╔══

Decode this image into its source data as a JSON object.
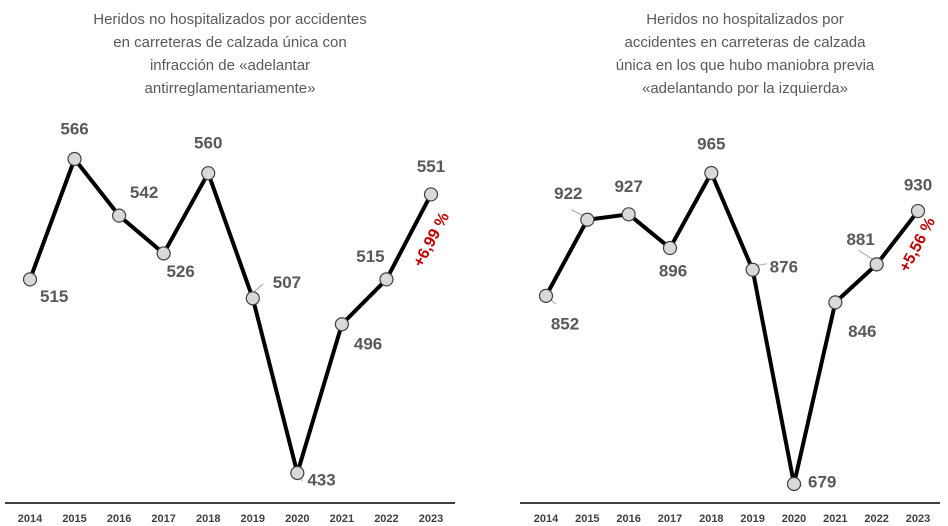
{
  "chart_data": [
    {
      "type": "line",
      "title": [
        "Heridos no hospitalizados por accidentes",
        "en carreteras de calzada única con",
        "infracción de «adelantar",
        "antirreglamentariamente»"
      ],
      "categories": [
        "2014",
        "2015",
        "2016",
        "2017",
        "2018",
        "2019",
        "2020",
        "2021",
        "2022",
        "2023"
      ],
      "values": [
        515,
        566,
        542,
        526,
        560,
        507,
        433,
        496,
        515,
        551
      ],
      "color": "#000000",
      "annotation": "+6,99 %"
    },
    {
      "type": "line",
      "title": [
        "Heridos no hospitalizados por",
        "accidentes en carreteras de calzada",
        "única en los que hubo maniobra previa",
        "«adelantando por la izquierda»"
      ],
      "categories": [
        "2014",
        "2015",
        "2016",
        "2017",
        "2018",
        "2019",
        "2020",
        "2021",
        "2022",
        "2023"
      ],
      "values": [
        852,
        922,
        927,
        896,
        965,
        876,
        679,
        846,
        881,
        930
      ],
      "color": "#000000",
      "annotation": "+5,56 %"
    }
  ]
}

╚══

• **GOAL**:
Write the full listing out again with every line unchanged, but include no pictures.

• **COMPLETE ANSWER**:
Decode this image into its source data as a JSON object.
{
  "chart_data": [
    {
      "type": "line",
      "title": [
        "Heridos no hospitalizados por accidentes",
        "en carreteras de calzada única con",
        "infracción de «adelantar",
        "antirreglamentariamente»"
      ],
      "categories": [
        "2014",
        "2015",
        "2016",
        "2017",
        "2018",
        "2019",
        "2020",
        "2021",
        "2022",
        "2023"
      ],
      "values": [
        515,
        566,
        542,
        526,
        560,
        507,
        433,
        496,
        515,
        551
      ],
      "color": "#000000",
      "annotation": "+6,99 %"
    },
    {
      "type": "line",
      "title": [
        "Heridos no hospitalizados por",
        "accidentes en carreteras de calzada",
        "única en los que hubo maniobra previa",
        "«adelantando por la izquierda»"
      ],
      "categories": [
        "2014",
        "2015",
        "2016",
        "2017",
        "2018",
        "2019",
        "2020",
        "2021",
        "2022",
        "2023"
      ],
      "values": [
        852,
        922,
        927,
        896,
        965,
        876,
        679,
        846,
        881,
        930
      ],
      "color": "#000000",
      "annotation": "+5,56 %"
    }
  ]
}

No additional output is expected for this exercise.